• [What you should do]:
For the listing underneath, give the count of lines containing the string "this" and nothing further.

#### Entries shown ####

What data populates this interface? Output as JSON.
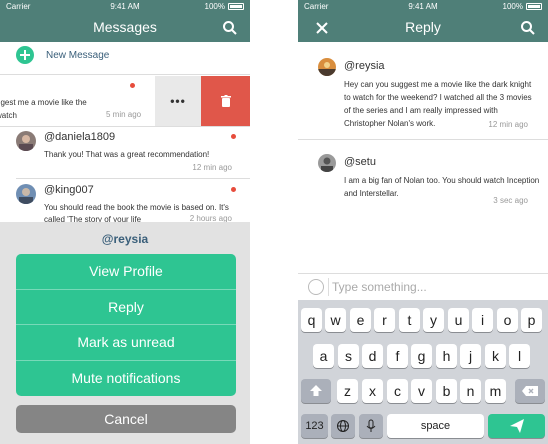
{
  "status_bar": {
    "carrier": "Carrier",
    "time": "9:41 AM",
    "battery": "100%"
  },
  "left": {
    "title": "Messages",
    "new_message": "New Message",
    "swiped": {
      "text": "ggest me a movie like the\nwatch",
      "time": "5 min ago"
    },
    "messages": [
      {
        "name": "@daniela1809",
        "text": "Thank you! That was a great recommendation!",
        "time": "12 min ago"
      },
      {
        "name": "@king007",
        "text": "You should read the book the movie is based on. It's called 'The story of your life",
        "time": "2 hours ago"
      }
    ],
    "action_sheet": {
      "title": "@reysia",
      "options": [
        "View Profile",
        "Reply",
        "Mark as unread",
        "Mute notifications"
      ],
      "cancel": "Cancel"
    }
  },
  "right": {
    "title": "Reply",
    "messages": [
      {
        "name": "@reysia",
        "text": "Hey can you suggest me a movie like the dark knight to watch for the weekend? I watched all the 3 movies of the series and I am really impressed with Christopher Nolan's work.",
        "time": "12 min ago"
      },
      {
        "name": "@setu",
        "text": "I am a big fan of Nolan too. You should watch Inception and Interstellar.",
        "time": "3 sec ago"
      }
    ],
    "input_placeholder": "Type something...",
    "keyboard": {
      "row1": [
        "q",
        "w",
        "e",
        "r",
        "t",
        "y",
        "u",
        "i",
        "o",
        "p"
      ],
      "row2": [
        "a",
        "s",
        "d",
        "f",
        "g",
        "h",
        "j",
        "k",
        "l"
      ],
      "row3": [
        "z",
        "x",
        "c",
        "v",
        "b",
        "n",
        "m"
      ],
      "numbers": "123",
      "space": "space"
    }
  },
  "colors": {
    "header": "#4f7f78",
    "accent": "#2ec592",
    "delete": "#e0574a",
    "unread": "#e74c3c"
  }
}
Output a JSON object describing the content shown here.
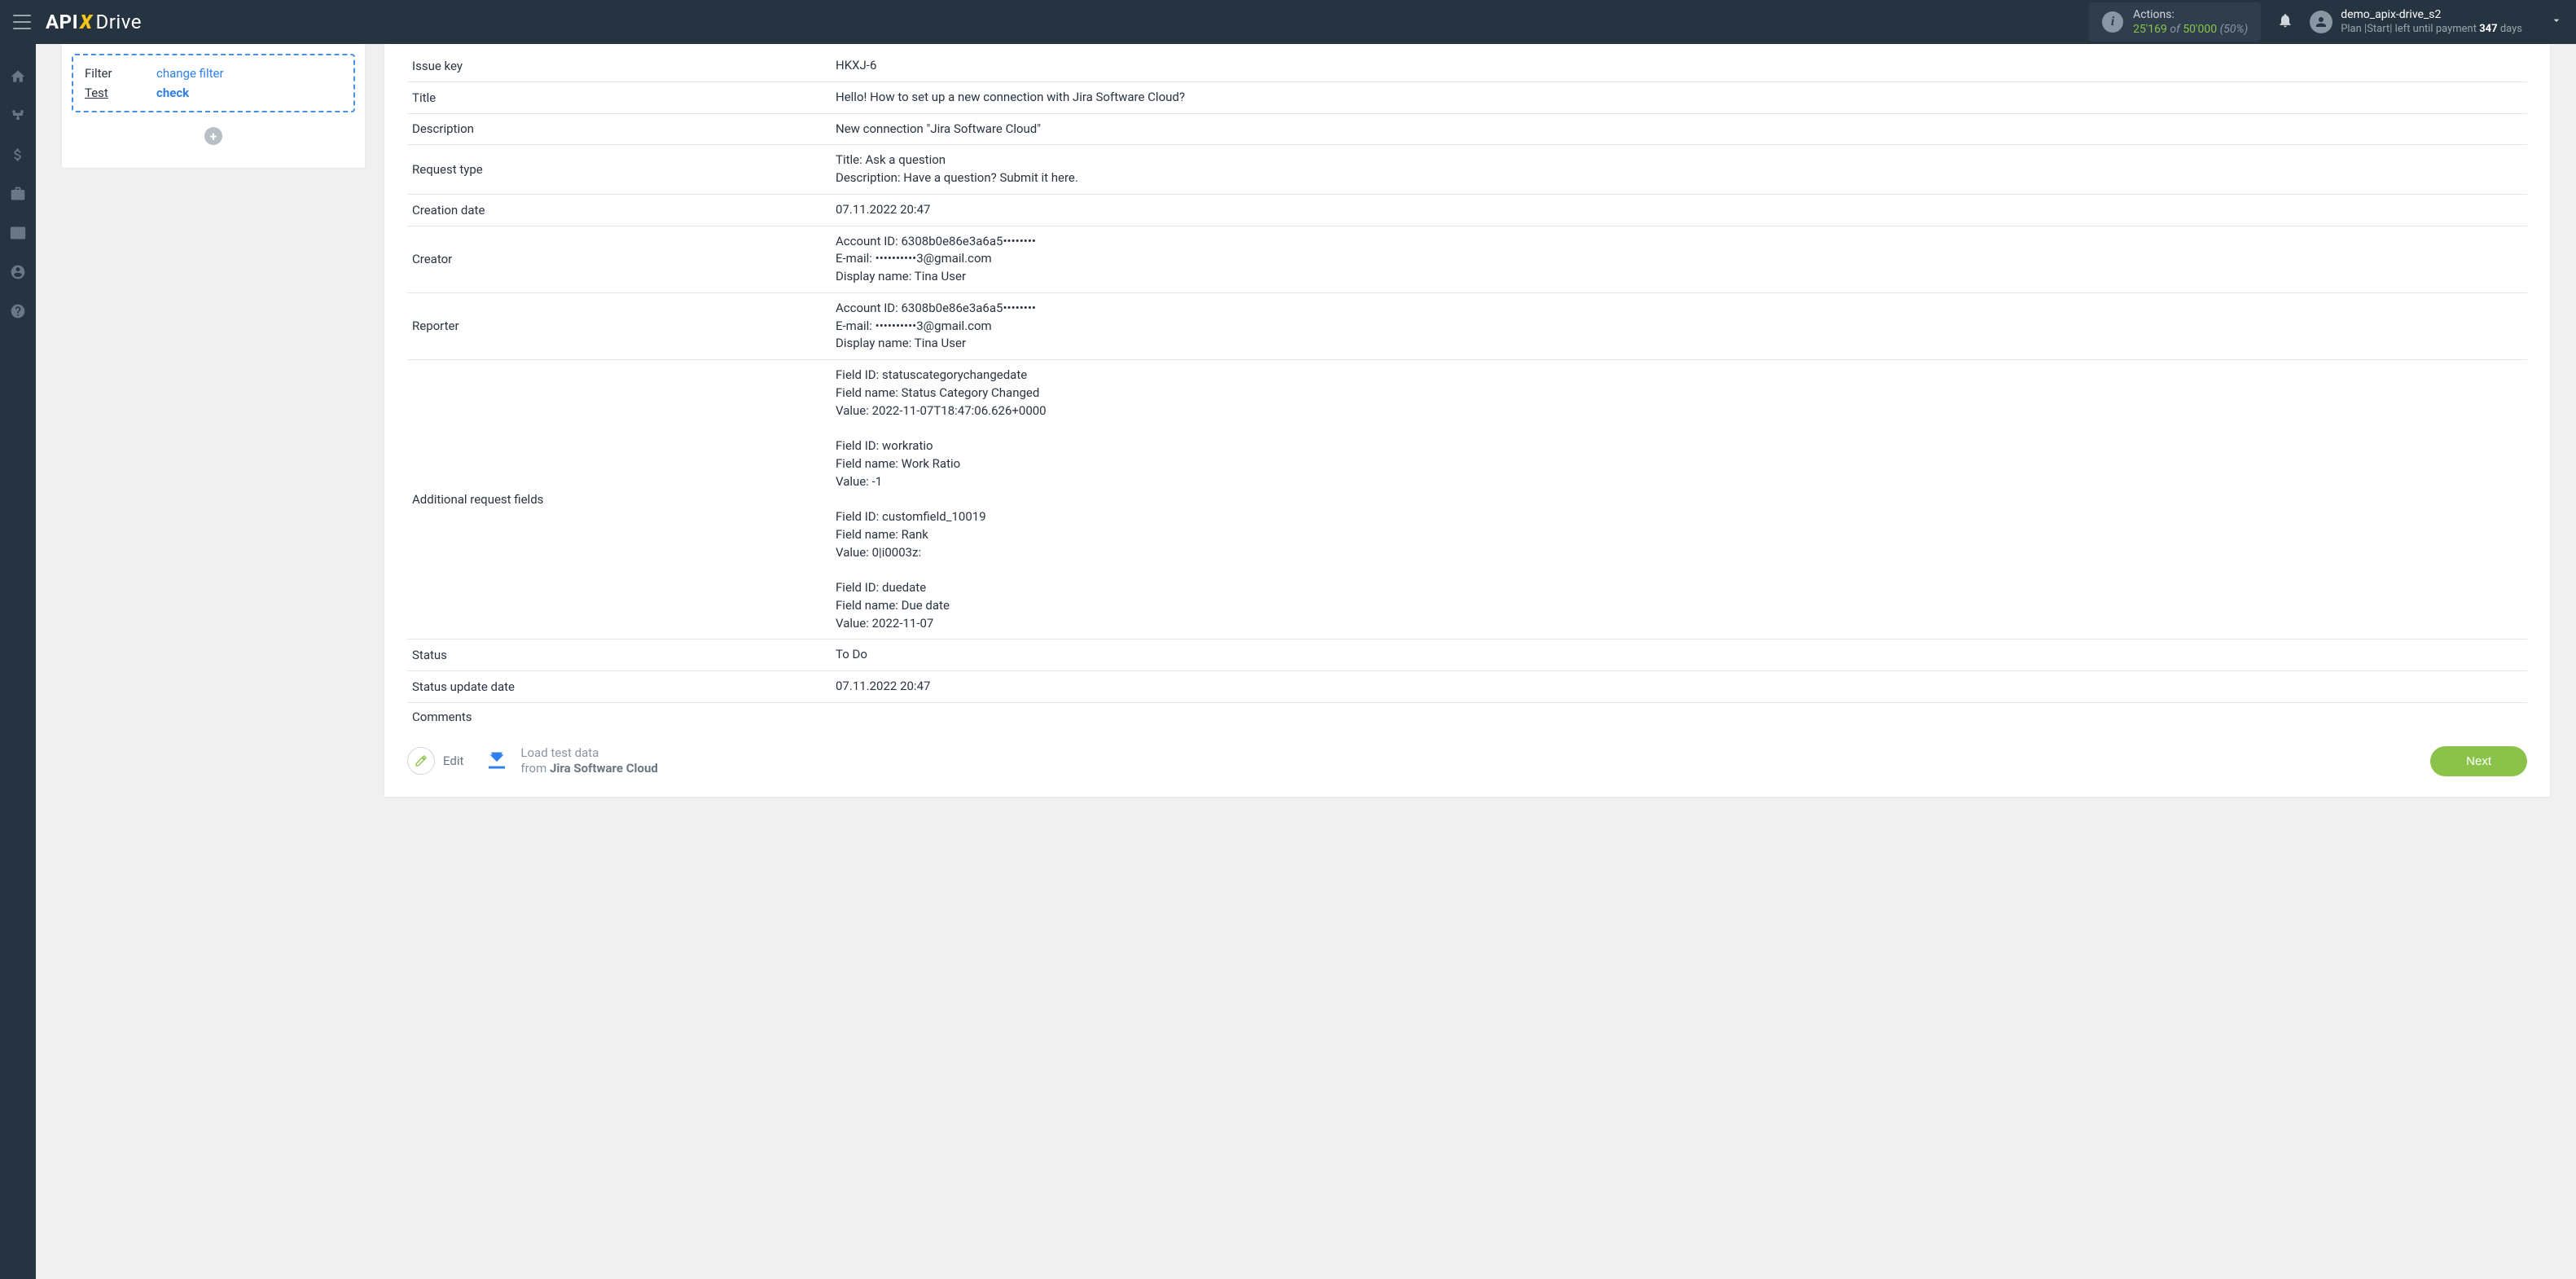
{
  "header": {
    "logo": {
      "api": "API",
      "x": "X",
      "drive": "Drive"
    },
    "actions": {
      "label": "Actions:",
      "used": "25'169",
      "of": "of",
      "total": "50'000",
      "pct": "(50%)"
    },
    "user": {
      "name": "demo_apix-drive_s2",
      "plan_prefix": "Plan |Start| left until payment ",
      "days_num": "347",
      "days_suffix": " days"
    }
  },
  "sidebar": {
    "filter_label": "Filter",
    "filter_link": "change filter",
    "test_label": "Test",
    "test_link": "check",
    "add": "+"
  },
  "table": {
    "rows": [
      {
        "key": "Issue key",
        "val": "HKXJ-6"
      },
      {
        "key": "Title",
        "val": "Hello! How to set up a new connection with Jira Software Cloud?"
      },
      {
        "key": "Description",
        "val": "New connection \"Jira Software Cloud\""
      },
      {
        "key": "Request type",
        "val": "Title: Ask a question\nDescription: Have a question? Submit it here."
      },
      {
        "key": "Creation date",
        "val": "07.11.2022 20:47"
      },
      {
        "key": "Creator",
        "val": "Account ID: 6308b0e86e3a6a5••••••••\nE-mail: ••••••••••3@gmail.com\nDisplay name: Tina User"
      },
      {
        "key": "Reporter",
        "val": "Account ID: 6308b0e86e3a6a5••••••••\nE-mail: ••••••••••3@gmail.com\nDisplay name: Tina User"
      },
      {
        "key": "Additional request fields",
        "val": "Field ID: statuscategorychangedate\nField name: Status Category Changed\nValue: 2022-11-07T18:47:06.626+0000\n\nField ID: workratio\nField name: Work Ratio\nValue: -1\n\nField ID: customfield_10019\nField name: Rank\nValue: 0|i0003z:\n\nField ID: duedate\nField name: Due date\nValue: 2022-11-07"
      },
      {
        "key": "Status",
        "val": "To Do"
      },
      {
        "key": "Status update date",
        "val": "07.11.2022 20:47"
      },
      {
        "key": "Comments",
        "val": ""
      }
    ]
  },
  "footer": {
    "edit": "Edit",
    "load_line1": "Load test data",
    "load_from": "from ",
    "load_src": "Jira Software Cloud",
    "next": "Next"
  }
}
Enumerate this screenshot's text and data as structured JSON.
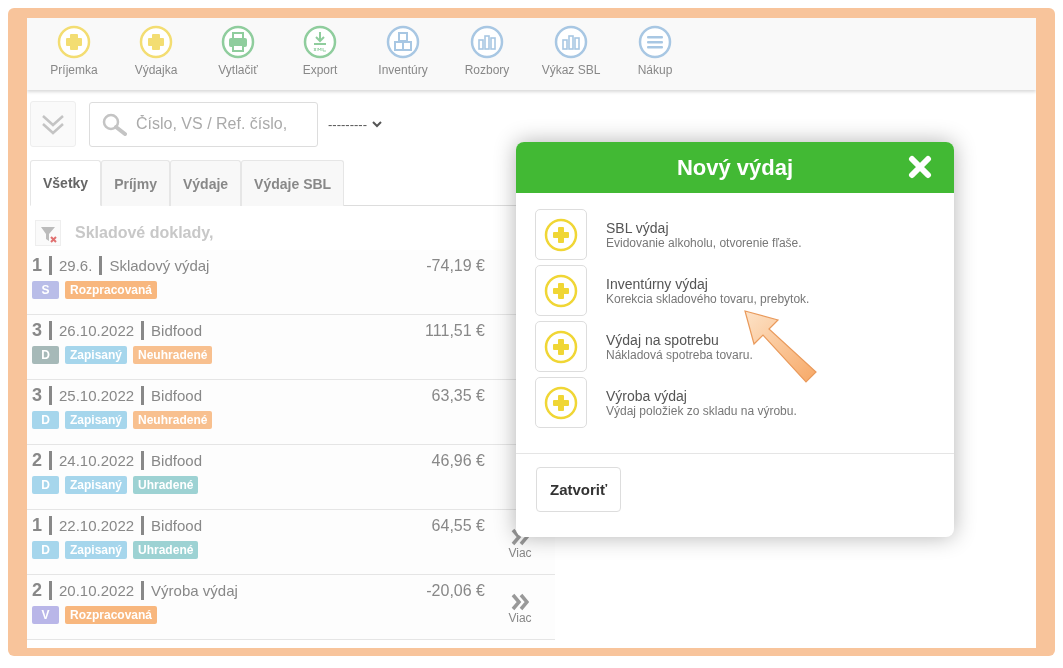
{
  "toolbar": [
    {
      "label": "Príjemka",
      "kind": "plus"
    },
    {
      "label": "Výdajka",
      "kind": "plus"
    },
    {
      "label": "Vytlačiť",
      "kind": "printer"
    },
    {
      "label": "Export",
      "kind": "export"
    },
    {
      "label": "Inventúry",
      "kind": "boxes"
    },
    {
      "label": "Rozbory",
      "kind": "bars"
    },
    {
      "label": "Výkaz SBL",
      "kind": "bars"
    },
    {
      "label": "Nákup",
      "kind": "menu"
    }
  ],
  "search": {
    "placeholder": "Číslo, VS / Ref. číslo,"
  },
  "filter_select": {
    "value": "---------"
  },
  "tabs": [
    {
      "label": "Všetky",
      "selected": true
    },
    {
      "label": "Príjmy",
      "selected": false
    },
    {
      "label": "Výdaje",
      "selected": false
    },
    {
      "label": "Výdaje SBL",
      "selected": false
    }
  ],
  "list_heading": "Skladové doklady,",
  "rows": [
    {
      "count": "1",
      "date": "29.6.",
      "name": "Skladový výdaj",
      "amount": "-74,19 €",
      "badges": [
        {
          "text": "S",
          "color": "#b9bde8"
        },
        {
          "text": "Rozpracovaná",
          "color": "#f8b77e"
        }
      ]
    },
    {
      "count": "3",
      "date": "26.10.2022",
      "name": "Bidfood",
      "amount": "111,51 €",
      "badges": [
        {
          "text": "D",
          "color": "#a6b9b8"
        },
        {
          "text": "Zapisaný",
          "color": "#a6d6ec"
        },
        {
          "text": "Neuhradené",
          "color": "#f8c08f"
        }
      ]
    },
    {
      "count": "3",
      "date": "25.10.2022",
      "name": "Bidfood",
      "amount": "63,35 €",
      "badges": [
        {
          "text": "D",
          "color": "#a6d6ec"
        },
        {
          "text": "Zapisaný",
          "color": "#a6d6ec"
        },
        {
          "text": "Neuhradené",
          "color": "#f8c08f"
        }
      ]
    },
    {
      "count": "2",
      "date": "24.10.2022",
      "name": "Bidfood",
      "amount": "46,96 €",
      "badges": [
        {
          "text": "D",
          "color": "#a6d6ec"
        },
        {
          "text": "Zapisaný",
          "color": "#a6d6ec"
        },
        {
          "text": "Uhradené",
          "color": "#9dd2d3"
        }
      ]
    },
    {
      "count": "1",
      "date": "22.10.2022",
      "name": "Bidfood",
      "amount": "64,55 €",
      "more": "Viac",
      "badges": [
        {
          "text": "D",
          "color": "#a6d6ec"
        },
        {
          "text": "Zapisaný",
          "color": "#a6d6ec"
        },
        {
          "text": "Uhradené",
          "color": "#9dd2d3"
        }
      ]
    },
    {
      "count": "2",
      "date": "20.10.2022",
      "name": "Výroba výdaj",
      "amount": "-20,06 €",
      "more": "Viac",
      "badges": [
        {
          "text": "V",
          "color": "#b9b6e8"
        },
        {
          "text": "Rozpracovaná",
          "color": "#f8b77e"
        }
      ]
    }
  ],
  "dialog": {
    "title": "Nový výdaj",
    "options": [
      {
        "label": "SBL výdaj",
        "description": "Evidovanie alkoholu, otvorenie fľaše."
      },
      {
        "label": "Inventúrny výdaj",
        "description": "Korekcia skladového tovaru, prebytok."
      },
      {
        "label": "Výdaj na spotrebu",
        "description": "Nákladová spotreba tovaru."
      },
      {
        "label": "Výroba výdaj",
        "description": "Výdaj položiek zo skladu na výrobu."
      }
    ],
    "close_button": "Zatvoriť"
  }
}
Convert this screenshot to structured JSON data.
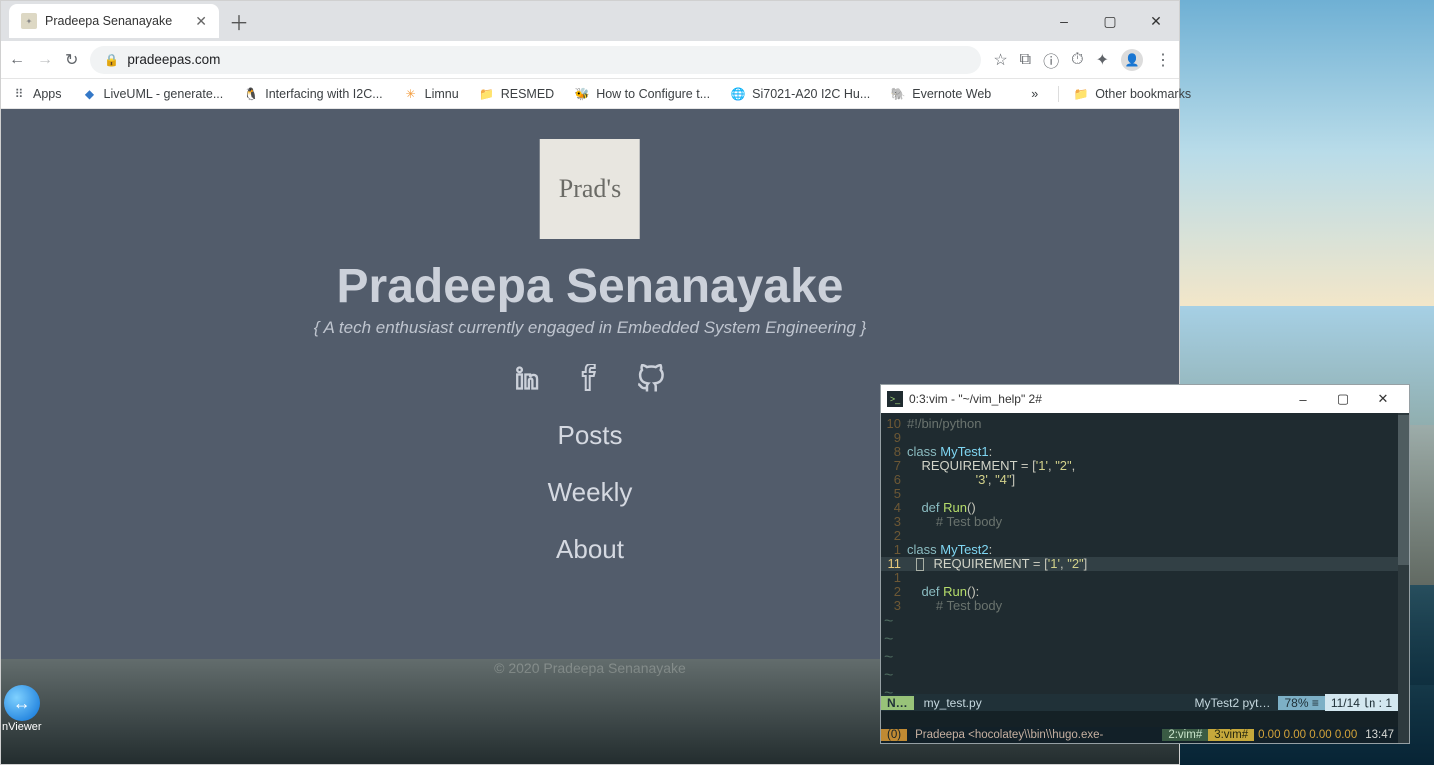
{
  "browser": {
    "tab_title": "Pradeepa Senanayake",
    "url": "pradeepas.com",
    "window_controls": {
      "min": "–",
      "max": "▢",
      "close": "✕"
    },
    "nav": {
      "back": "←",
      "forward": "→",
      "reload": "↻"
    },
    "omnibar_icons": {
      "star": "☆",
      "reader": "⧉",
      "info": "ⓘ",
      "timer": "⏱",
      "ext": "✦",
      "menu": "⋮"
    },
    "bookmarks": [
      {
        "icon": "⠿",
        "label": "Apps",
        "color": "#5f6368"
      },
      {
        "icon": "◆",
        "label": "LiveUML - generate...",
        "color": "#3478c7"
      },
      {
        "icon": "🐧",
        "label": "Interfacing with I2C...",
        "color": "#000"
      },
      {
        "icon": "✳",
        "label": "Limnu",
        "color": "#f29a3a"
      },
      {
        "icon": "📁",
        "label": "RESMED",
        "color": "#f2c24b"
      },
      {
        "icon": "🐝",
        "label": "How to Configure t...",
        "color": "#000"
      },
      {
        "icon": "🌐",
        "label": "Si7021-A20 I2C Hu...",
        "color": "#5f6368"
      },
      {
        "icon": "🐘",
        "label": "Evernote Web",
        "color": "#4bae4f"
      }
    ],
    "bookmark_overflow": "»",
    "other_bookmarks": "Other bookmarks"
  },
  "site": {
    "logo_text": "Prad's",
    "title": "Pradeepa Senanayake",
    "subtitle": "{ A tech enthusiast currently engaged in Embedded System Engineering }",
    "menu": [
      "Posts",
      "Weekly",
      "About"
    ],
    "footer": "© 2020 Pradeepa Senanayake"
  },
  "terminal": {
    "title": "0:3:vim - \"~/vim_help\" 2#",
    "lines": [
      {
        "g": "10",
        "plain": "#!/bin/python",
        "class": "cmt"
      },
      {
        "g": "9",
        "plain": "",
        "class": ""
      },
      {
        "g": "8",
        "raw": "<span class='kw'>class</span> <span class='cls'>MyTest1</span><span class='op'>:</span>"
      },
      {
        "g": "7",
        "raw": "    <span class='id'>REQUIREMENT</span> <span class='op'>=</span> <span class='op'>[</span><span class='str'>'1'</span>, <span class='str'>\"2\"</span>,"
      },
      {
        "g": "6",
        "raw": "                   <span class='str'>'3'</span>, <span class='str'>\"4\"</span><span class='op'>]</span>"
      },
      {
        "g": "5",
        "plain": "",
        "class": ""
      },
      {
        "g": "4",
        "raw": "    <span class='kw'>def</span> <span class='fn'>Run</span><span class='op'>()</span>"
      },
      {
        "g": "3",
        "raw": "        <span class='cmt'># Test body</span>"
      },
      {
        "g": "2",
        "plain": "",
        "class": ""
      },
      {
        "g": "1",
        "raw": "<span class='kw'>class</span> <span class='cls'>MyTest2</span><span class='op'>:</span>"
      },
      {
        "g": "11",
        "raw": "  <span class='cursor-box'></span>  <span class='id'>REQUIREMENT</span> <span class='op'>=</span> <span class='op'>[</span><span class='str'>'1'</span>, <span class='str'>\"2\"</span><span class='op'>]</span>",
        "cur": true
      },
      {
        "g": "1",
        "plain": "",
        "class": ""
      },
      {
        "g": "2",
        "raw": "    <span class='kw'>def</span> <span class='fn'>Run</span><span class='op'>():</span>"
      },
      {
        "g": "3",
        "raw": "        <span class='cmt'># Test body</span>"
      }
    ],
    "status": {
      "mode": "N…",
      "file": "my_test.py",
      "tag": "MyTest2  pyt…",
      "pct": "78% ≡",
      "pos": "11/14 ㏑ :  1"
    },
    "bottom": {
      "left": "(0)",
      "text": "Pradeepa <hocolatey\\\\bin\\\\hugo.exe-",
      "t2": "2:vim#",
      "t3": "3:vim#",
      "load": "0.00 0.00 0.00 0.00",
      "time": "13:47"
    }
  },
  "desktop": {
    "tv_label": "nViewer"
  }
}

####

• [Task response]:
3